Stated problem:
Write out all of the records precisely. Skip anything that is a picture.

(Recorded data)
-- BEGIN --

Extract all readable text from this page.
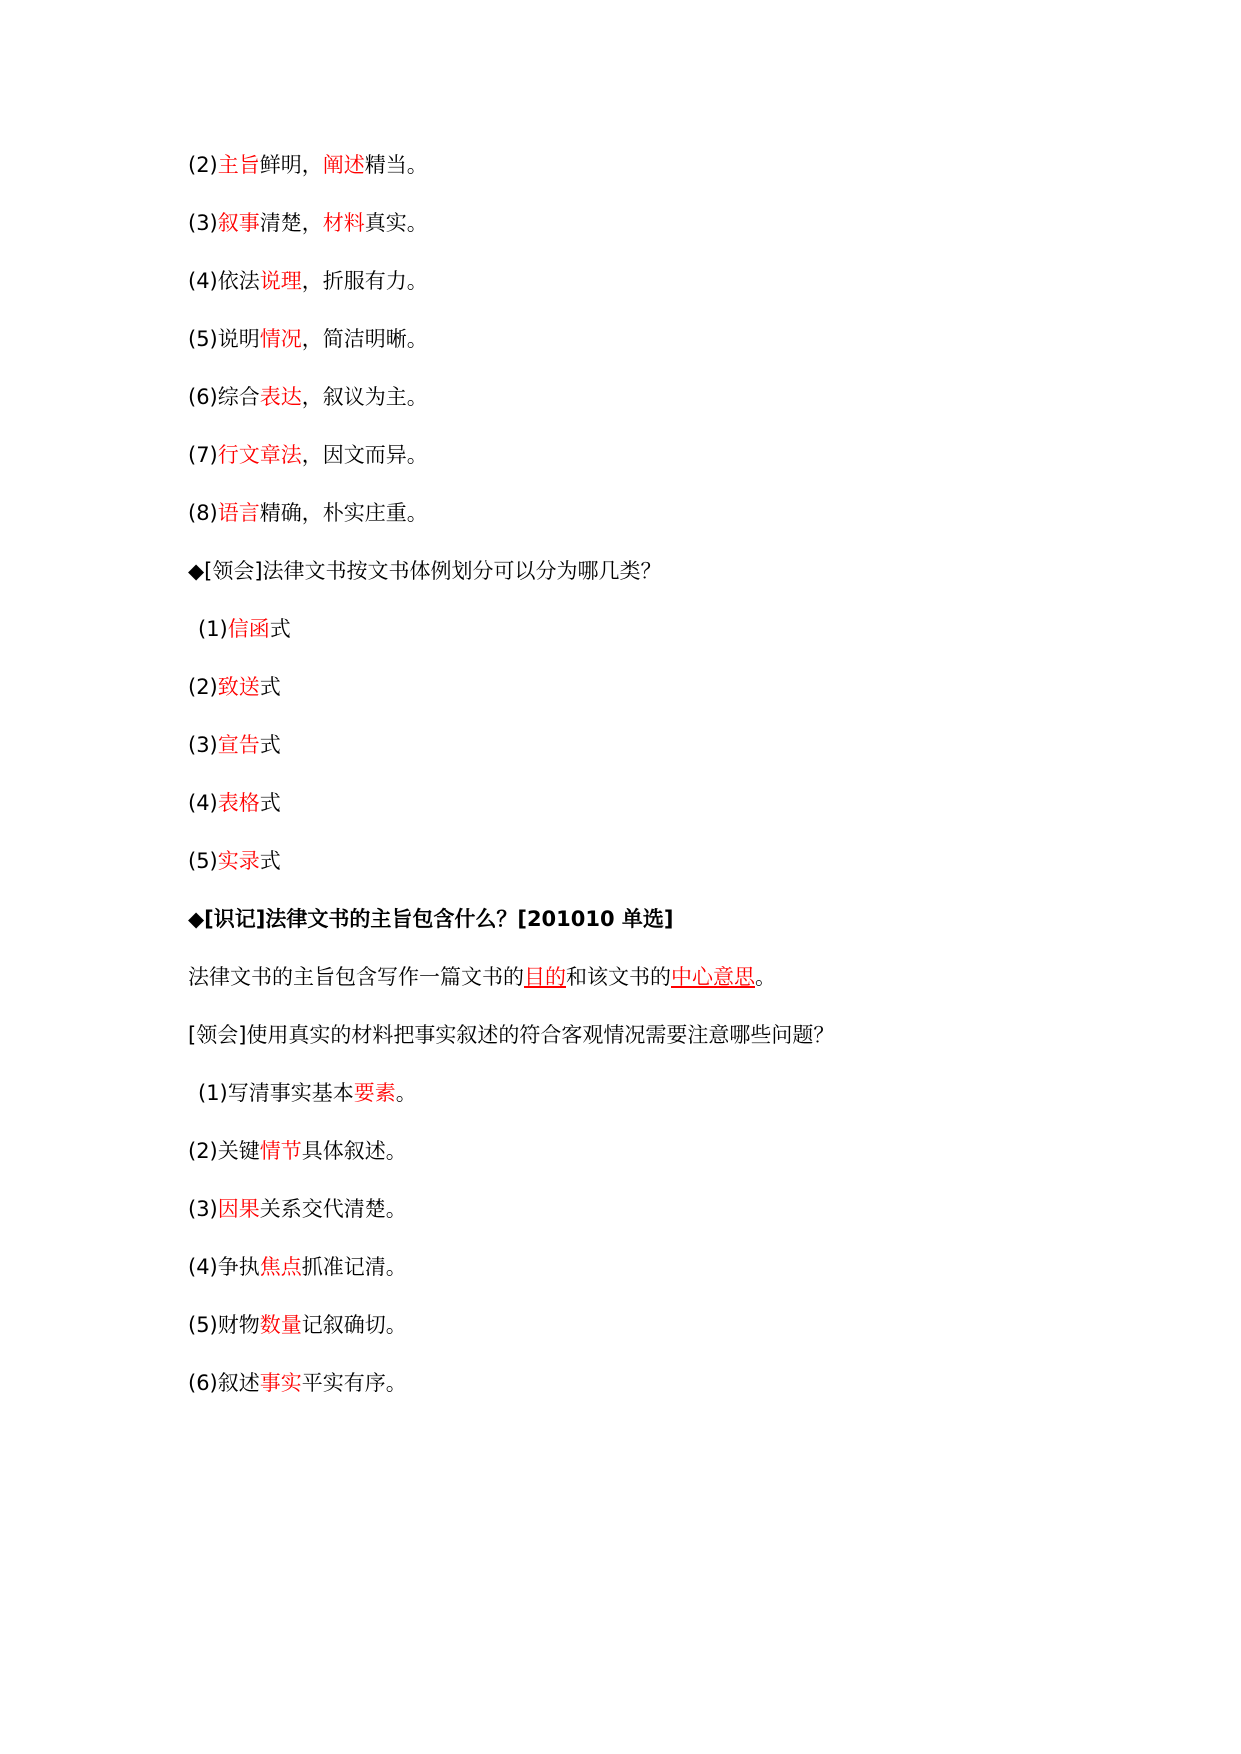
(2)主旨鲜明，阐述精当。
(3)叙事清楚，材料真实。
(4)依法说理，折服有力。
(5)说明情况，简洁明晰。
(6)综合表达，叙议为主。
(7)行文章法，因文而异。
(8)语言精确，朴实庄重。
◆[领会]法律文书按文书体例划分可以分为哪几类？
(1)信函式
(2)致送式
(3)宣告式
(4)表格式
(5)实录式
◆[识记]法律文书的主旨包含什么？[201010 单选]
法律文书的主旨包含写作一篇文书的目的和该文书的中心意思。
[领会]使用真实的材料把事实叙述的符合客观情况需要注意哪些问题？
(1)写清事实基本要素。
(2)关键情节具体叙述。
(3)因果关系交代清楚。
(4)争执焦点抓准记清。
(5)财物数量记叙确切。
(6)叙述事实平实有序。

-- END --

Task output:
Extract all readable text from this page.
(2)主旨鲜明，阐述精当。
(3)叙事清楚，材料真实。
(4)依法说理，折服有力。
(5)说明情况，简洁明晰。
(6)综合表达，叙议为主。
(7)行文章法，因文而异。
(8)语言精确，朴实庄重。
◆[领会]法律文书按文书体例划分可以分为哪几类？
(1)信函式
(2)致送式
(3)宣告式
(4)表格式
(5)实录式
◆[识记]法律文书的主旨包含什么？[201010 单选]
法律文书的主旨包含写作一篇文书的目的和该文书的中心意思。
[领会]使用真实的材料把事实叙述的符合客观情况需要注意哪些问题？
(1)写清事实基本要素。
(2)关键情节具体叙述。
(3)因果关系交代清楚。
(4)争执焦点抓准记清。
(5)财物数量记叙确切。
(6)叙述事实平实有序。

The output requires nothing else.